WHAT THIS TASK INVOLVES: Go through the entries one line at a time, and gather every line that has the word "comuna".

RECORDS FOR THE EXERCISE:

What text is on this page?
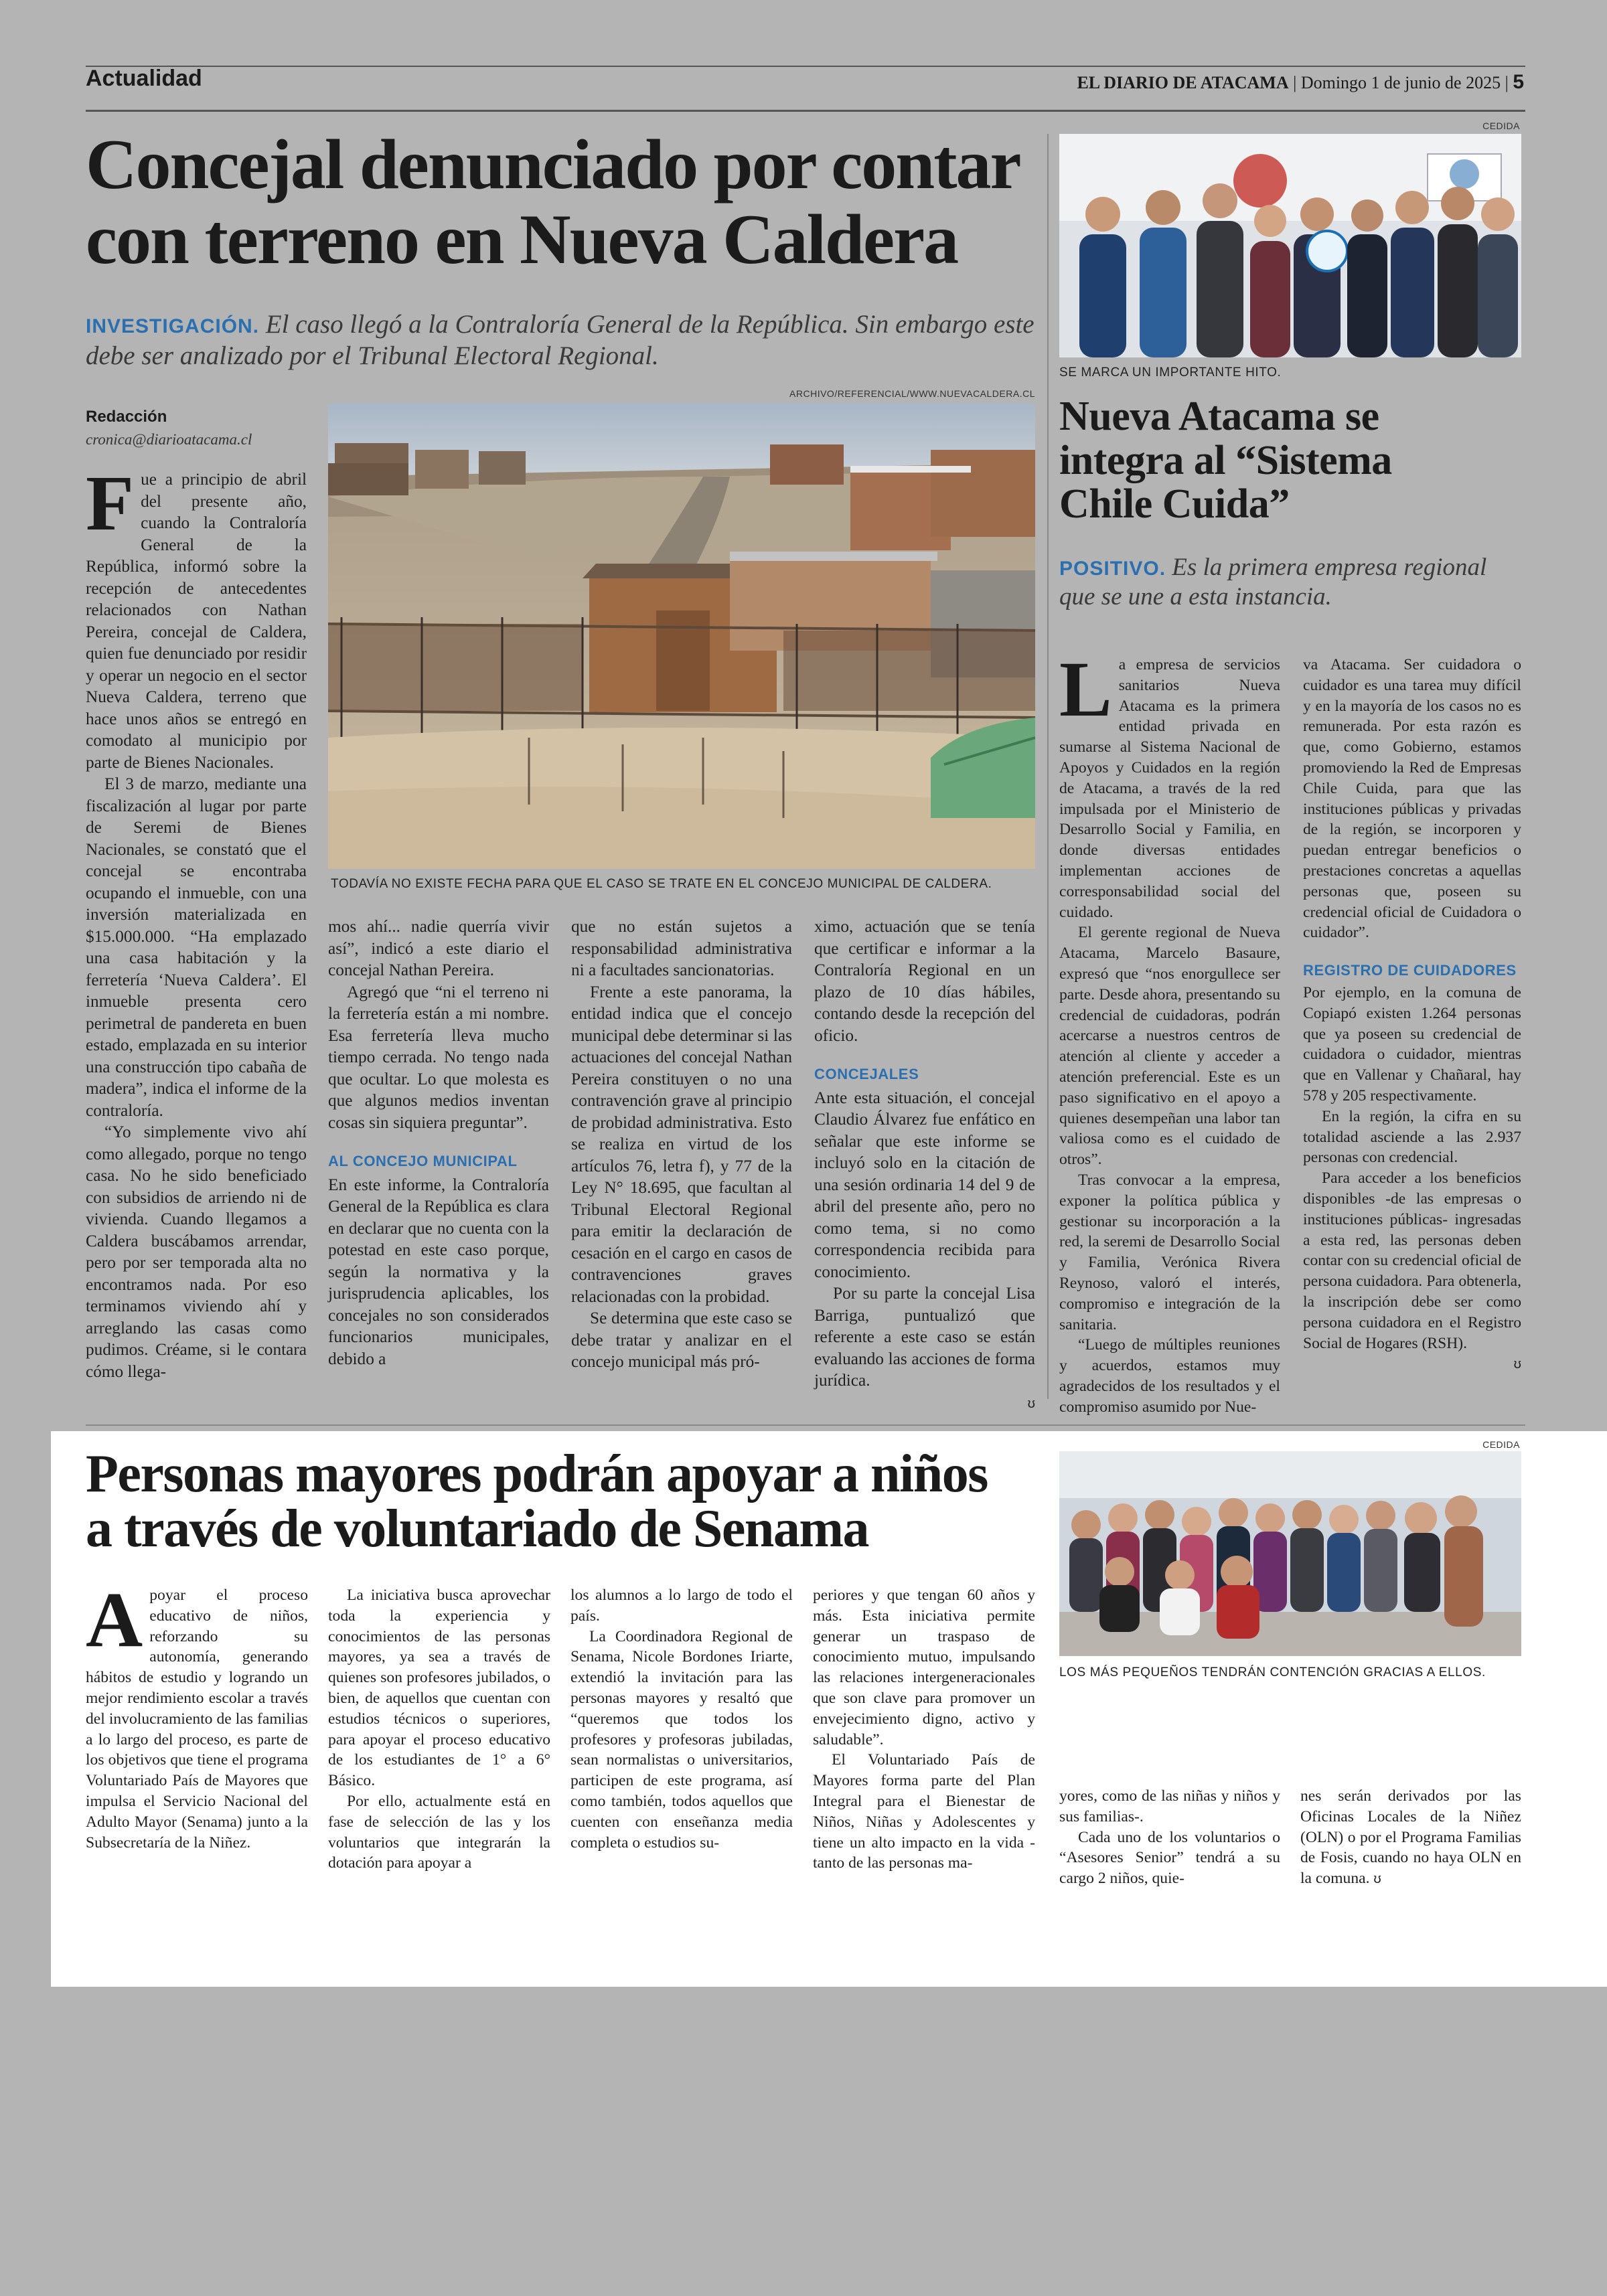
Actualidad	EL DIARIO DE ATACAMA | Domingo 1 de junio de 2025 | 5
Concejal denunciado por contar
con terreno en Nueva Caldera
INVESTIGACIÓN. El caso llegó a la Contraloría General de la República. Sin embargo este debe ser analizado por el Tribunal Electoral Regional.
Redacción
cronica@diarioatacama.cl
ARCHIVO/REFERENCIAL/WWW.NUEVACALDERA.CL
TODAVÍA NO EXISTE FECHA PARA QUE EL CASO SE TRATE EN EL CONCEJO MUNICIPAL DE CALDERA.

Fue a principio de abril del presente año, cuando la Contraloría General de la República, informó sobre la recepción de antecedentes relacionados con Nathan Pereira, concejal de Caldera, quien fue denunciado por residir y operar un negocio en el sector Nueva Caldera, terreno que hace unos años se entregó en comodato al municipio por parte de Bienes Nacionales.

El 3 de marzo, mediante una fiscalización al lugar por parte de Seremi de Bienes Nacionales, se constató que el concejal se encontraba ocupando el inmueble, con una inversión materializada en $15.000.000. “Ha emplazado una casa habitación y la ferretería ‘Nueva Caldera’. El inmueble presenta cero perimetral de pandereta en buen estado, emplazada en su interior una construcción tipo cabaña de madera”, indica el informe de la contraloría.

“Yo simplemente vivo ahí como allegado, porque no tengo casa. No he sido beneficiado con subsidios de arriendo ni de vivienda. Cuando llegamos a Caldera buscábamos arrendar, pero por ser temporada alta no encontramos nada. Por eso terminamos viviendo ahí y arreglando las casas como pudimos. Créame, si le contara cómo llega-

mos ahí... nadie querría vivir así”, indicó a este diario el concejal Nathan Pereira.

Agregó que “ni el terreno ni la ferretería están a mi nombre. Esa ferretería lleva mucho tiempo cerrada. No tengo nada que ocultar. Lo que molesta es que algunos medios inventan cosas sin siquiera preguntar”.

AL CONCEJO MUNICIPAL

En este informe, la Contraloría General de la República es clara en declarar que no cuenta con la potestad en este caso porque, según la normativa y la jurisprudencia aplicables, los concejales no son considerados funcionarios municipales, debido a

que no están sujetos a responsabilidad administrativa ni a facultades sancionatorias.

Frente a este panorama, la entidad indica que el concejo municipal debe determinar si las actuaciones del concejal Nathan Pereira constituyen o no una contravención grave al principio de probidad administrativa. Esto se realiza en virtud de los artículos 76, letra f), y 77 de la Ley N° 18.695, que facultan al Tribunal Electoral Regional para emitir la declaración de cesación en el cargo en casos de contravenciones graves relacionadas con la probidad.

Se determina que este caso se debe tratar y analizar en el concejo municipal más pró-

ximo, actuación que se tenía que certificar e informar a la Contraloría Regional en un plazo de 10 días hábiles, contando desde la recepción del oficio.

CONCEJALES

Ante esta situación, el concejal Claudio Álvarez fue enfático en señalar que este informe se incluyó solo en la citación de una sesión ordinaria 14 del 9 de abril del presente año, pero no como tema, si no como correspondencia recibida para conocimiento.

Por su parte la concejal Lisa Barriga, puntualizó que referente a este caso se están evaluando las acciones de forma jurídica.

ʊ
CEDIDA
SE MARCA UN IMPORTANTE HITO.
Nueva Atacama se
integra al “Sistema
Chile Cuida”
POSITIVO. Es la primera empresa regional que se une a esta instancia.

La empresa de servicios sanitarios Nueva Atacama es la primera entidad privada en sumarse al Sistema Nacional de Apoyos y Cuidados en la región de Atacama, a través de la red impulsada por el Ministerio de Desarrollo Social y Familia, en donde diversas entidades implementan acciones de corresponsabilidad social del cuidado.

El gerente regional de Nueva Atacama, Marcelo Basaure, expresó que “nos enorgullece ser parte. Desde ahora, presentando su credencial de cuidadoras, podrán acercarse a nuestros centros de atención al cliente y acceder a atención preferencial. Este es un paso significativo en el apoyo a quienes desempeñan una labor tan valiosa como es el cuidado de otros”.

Tras convocar a la empresa, exponer la política pública y gestionar su incorporación a la red, la seremi de Desarrollo Social y Familia, Verónica Rivera Reynoso, valoró el interés, compromiso e integración de la sanitaria.

“Luego de múltiples reuniones y acuerdos, estamos muy agradecidos de los resultados y el compromiso asumido por Nue-

va Atacama. Ser cuidadora o cuidador es una tarea muy difícil y en la mayoría de los casos no es remunerada. Por esta razón es que, como Gobierno, estamos promoviendo la Red de Empresas Chile Cuida, para que las instituciones públicas y privadas de la región, se incorporen y puedan entregar beneficios o prestaciones concretas a aquellas personas que, poseen su credencial oficial de Cuidadora o cuidador”.

REGISTRO DE CUIDADORES

Por ejemplo, en la comuna de Copiapó existen 1.264 personas que ya poseen su credencial de cuidadora o cuidador, mientras que en Vallenar y Chañaral, hay 578 y 205 respectivamente.

En la región, la cifra en su totalidad asciende a las 2.937 personas con credencial.

Para acceder a los beneficios disponibles -de las empresas o instituciones públicas- ingresadas a esta red, las personas deben contar con su credencial oficial de persona cuidadora. Para obtenerla, la inscripción debe ser como persona cuidadora en el Registro Social de Hogares (RSH).

ʊ
Personas mayores podrán apoyar a niños
a través de voluntariado de Senama
CEDIDA
LOS MÁS PEQUEÑOS TENDRÁN CONTENCIÓN GRACIAS A ELLOS.

Apoyar el proceso educativo de niños, reforzando su autonomía, generando hábitos de estudio y logrando un mejor rendimiento escolar a través del involucramiento de las familias a lo largo del proceso, es parte de los objetivos que tiene el programa Voluntariado País de Mayores que impulsa el Servicio Nacional del Adulto Mayor (Senama) junto a la Subsecretaría de la Niñez.

La iniciativa busca aprovechar toda la experiencia y conocimientos de las personas mayores, ya sea a través de quienes son profesores jubilados, o bien, de aquellos que cuentan con estudios técnicos o superiores, para apoyar el proceso educativo de los estudiantes de 1° a 6° Básico.

Por ello, actualmente está en fase de selección de las y los voluntarios que integrarán la dotación para apoyar a

los alumnos a lo largo de todo el país.

La Coordinadora Regional de Senama, Nicole Bordones Iriarte, extendió la invitación para las personas mayores y resaltó que “queremos que todos los profesores y profesoras jubiladas, sean normalistas o universitarios, participen de este programa, así como también, todos aquellos que cuenten con enseñanza media completa o estudios su-

periores y que tengan 60 años y más. Esta iniciativa permite generar un traspaso de conocimiento mutuo, impulsando las relaciones intergeneracionales que son clave para promover un envejecimiento digno, activo y saludable”.

El Voluntariado País de Mayores forma parte del Plan Integral para el Bienestar de Niños, Niñas y Adolescentes y tiene un alto impacto en la vida -tanto de las personas ma-

yores, como de las niñas y niños y sus familias-.

Cada uno de los voluntarios o “Asesores Senior” tendrá a su cargo 2 niños, quie-

nes serán derivados por las Oficinas Locales de la Niñez (OLN) o por el Programa Familias de Fosis, cuando no haya OLN en la comuna. ʊ
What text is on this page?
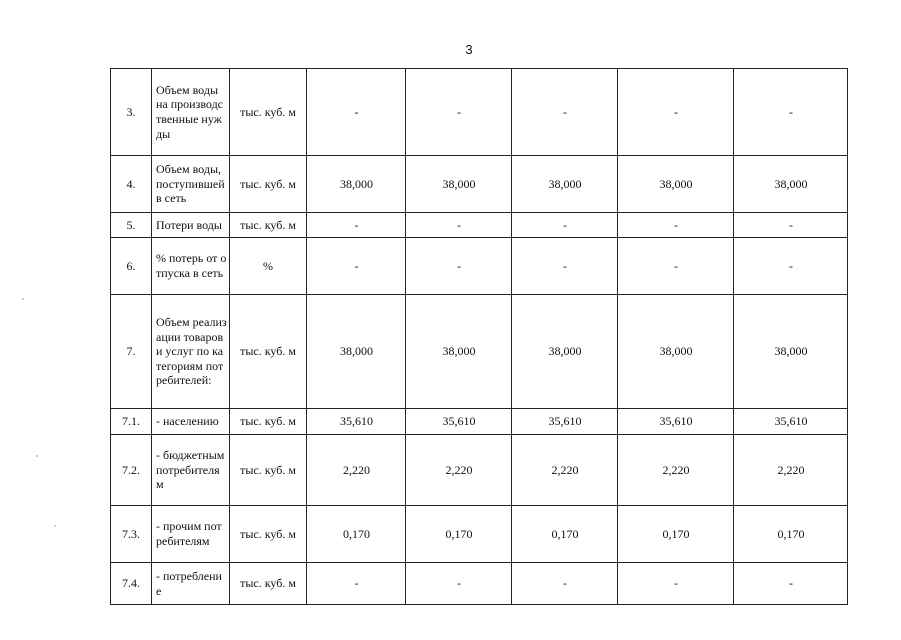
3
3.	Объем воды на производственные нужды	тыс. куб. м	-	-	-	-	-
4.	Объем воды, поступившей в сеть	тыс. куб. м	38,000	38,000	38,000	38,000	38,000
5.	Потери воды	тыс. куб. м	-	-	-	-	-
6.	% потерь от отпуска в сеть	%	-	-	-	-	-
7.	Объем реализации товаров и услуг по категориям потребителей:	тыс. куб. м	38,000	38,000	38,000	38,000	38,000
7.1.	- населению	тыс. куб. м	35,610	35,610	35,610	35,610	35,610
7.2.	- бюджетным потребителям	тыс. куб. м	2,220	2,220	2,220	2,220	2,220
7.3.	- прочим потребителям	тыс. куб. м	0,170	0,170	0,170	0,170	0,170
7.4.	- потребление	тыс. куб. м	-	-	-	-	-
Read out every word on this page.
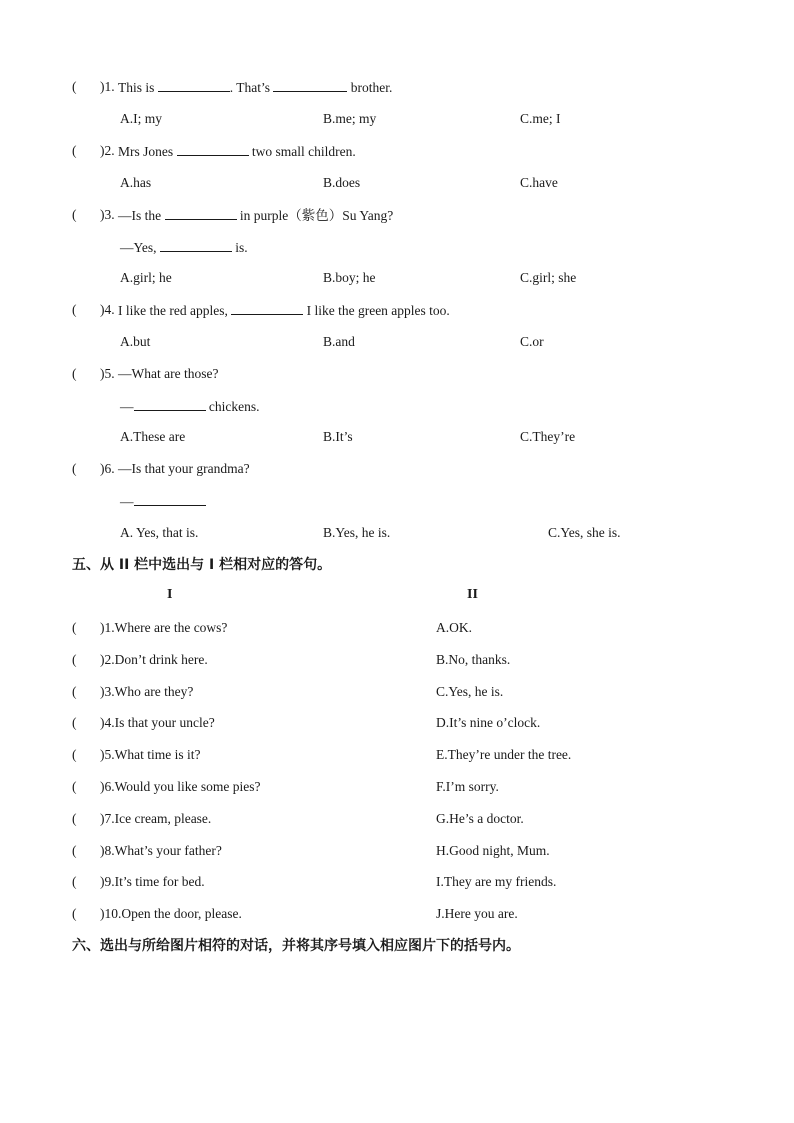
( )1. This is	. That’s	brother.
A.I; my	B.me; my	C.me; I
( )2. Mrs Jones	two small children.
A.has	B.does	C.have
( )3. —Is the	in purple（紫色）Su Yang?
—Yes,	is.
A.girl; he	B.boy; he	C.girl; she
( )4. I like the red apples,	I like the green apples too.
A.but	B.and	C.or
( )5. —What are those?
—	chickens.
A.These are	B.It’s	C.They’re
( )6. —Is that your grandma?
—
A. Yes, that is.	B.Yes, he is.	C.Yes, she is.
五、从 II 栏中选出与 I 栏相对应的答句。
I	II
( )1.Where are the cows?	A.OK.
( )2.Don’t drink here.	B.No, thanks.
( )3.Who are they?	C.Yes, he is.
( )4.Is that your uncle?	D.It’s nine o’clock.
( )5.What time is it?	E.They’re under the tree.
( )6.Would you like some pies?	F.I’m sorry.
( )7.Ice cream, please.	G.He’s a doctor.
( )8.What’s your father?	H.Good night, Mum.
( )9.It’s time for bed.	I.They are my friends.
( )10.Open the door, please.	J.Here you are.
六、选出与所给图片相符的对话，并将其序号填入相应图片下的括号内。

WRITTEN RESPONSE:
Por ejemplo, en la comuna de Copiapó existen 1.264 personas que ya poseen su credencial de cuidadora o cuidador, mientras que en Vallenar y Chañaral, hay 578 y 205 respectivamente.
nes serán derivados por las Oficinas Locales de la Niñez (OLN) o por el Programa Familias de Fosis, cuando no haya OLN en la comuna. ʊ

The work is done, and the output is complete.